**What is needed**. Continue the documentation for the Read Only Hash Table Lookup component, starting right after the last line shown.

**Extract**.

....

Read Only Hash Table Lookup (Aspire 2)

From wiki.searchtechnologies.com
Jump to: navigation, search

For Information on Aspire 3.1 Click Here


Read Only Hash Table Lookup (Aspire 2)
Factory Name  com.searchtechnologies.aspire:aspire-hash-table
subType  readOnlyAttribute
Inputs  AspireObject (when used as a pipeline stage)
Outputs  Attributes on the target element

The Read Only Hash Table Lookup component loads an in-memory hash table for very quickly looking up data and adding it to the document being processed. The hash table will be automatically loaded on start-up from a tabular file or relational database select. This pipeline stage, takes the key from an existing XML element, looks up the entry in the hash table, and then maps the hash table values-array elements to attributes of the target element in the document being processed.


Configuration

Element Type Default Description
initialSize int 10000 (10 thousand) The estimated initial size for the hash table, used to specify its initial capacity. It is best to set this value large enough to contain all of the expected entries in the hash table. This will prevent additional hash table allocations and rehashing.
initializeFromTabularFile boolean false Set this flag to true if you are initializing the hash table from a tabular file (i.e. a comma-separated or tab-separated file).

....

**Information supplied**.

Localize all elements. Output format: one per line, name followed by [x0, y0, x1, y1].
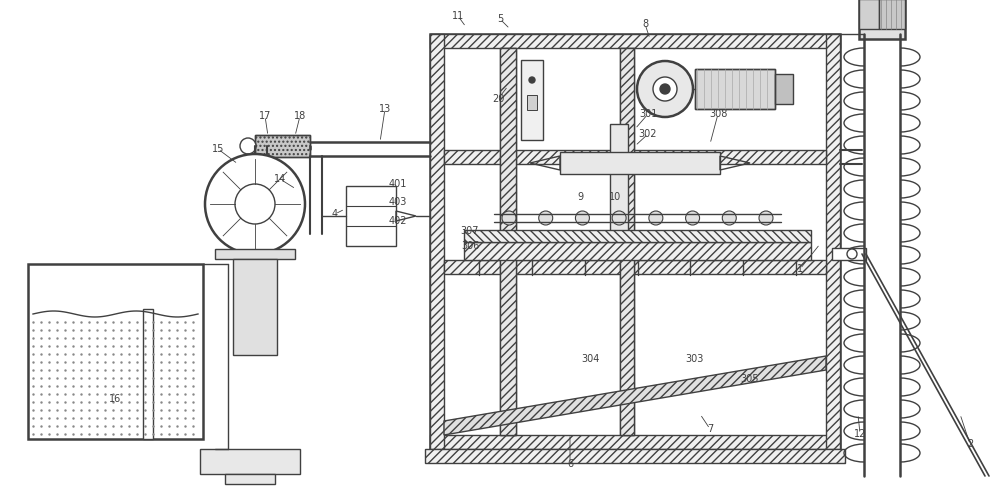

....

**Response to this exercise**.
fileName string none (requires initializeFromTabularFile = true) The file name where the tabular file can be located. If a relative path is specified, this is assumed to be relative to Aspire Home.
separator string tab (requires initializeFromTabularFile = true) This is either "comma", "tab" or a single character to specify the separator used for columns in the file. If a CSV file, use "comma".

The tabular files use the Microsoft-Excel standards for specifying data. Specifically, data entries with embedded commas or tabs should be surrounded by double quotes. Data entries which contain double quotes should escape the double-quote character with a pair of double quotes.

Finally, if you want to have some other separator (for example, the pipe-character / vertical-bar, |, is popular), then you can specify that single character in the <separator> tab as well.

hasColumnLabels boolean false (requires initializeFromTabularFile = true) Set this flag to true if the first row of the tabular file contain column labels.
keyColumn string column0 (requires initializeFromTabularFile = true) The name of the tabular file column which will be used for the hash table key.

If <hasColumnLabels> = false, then the column labels will be numbered starting with 1, as in "column1", "column2", "column3", etc.

<keyColumn> is also available when loading the hash table from the RDB. See below.

valueMap Nested list of <column label=""/> tags include all columns in the order in which they occur (requires initializeFromTabularFile = true) The value map parent tag allows users to choose exactly which columns are stored in the hash table (controlling memory usage) and the order of the columns in the value array.

Inside of <valueMap> list the columns desired with nested <column label=""> tags. Only columns specified in the value map will be stored in the hash table. The order of the values in the hash table will be the same as the order of the <column> tags inside the value map.

Column labels will either be the labels specified in the file (if <hashColumnLables> is true) or "column1", "column2", "column3" etc. otherwise.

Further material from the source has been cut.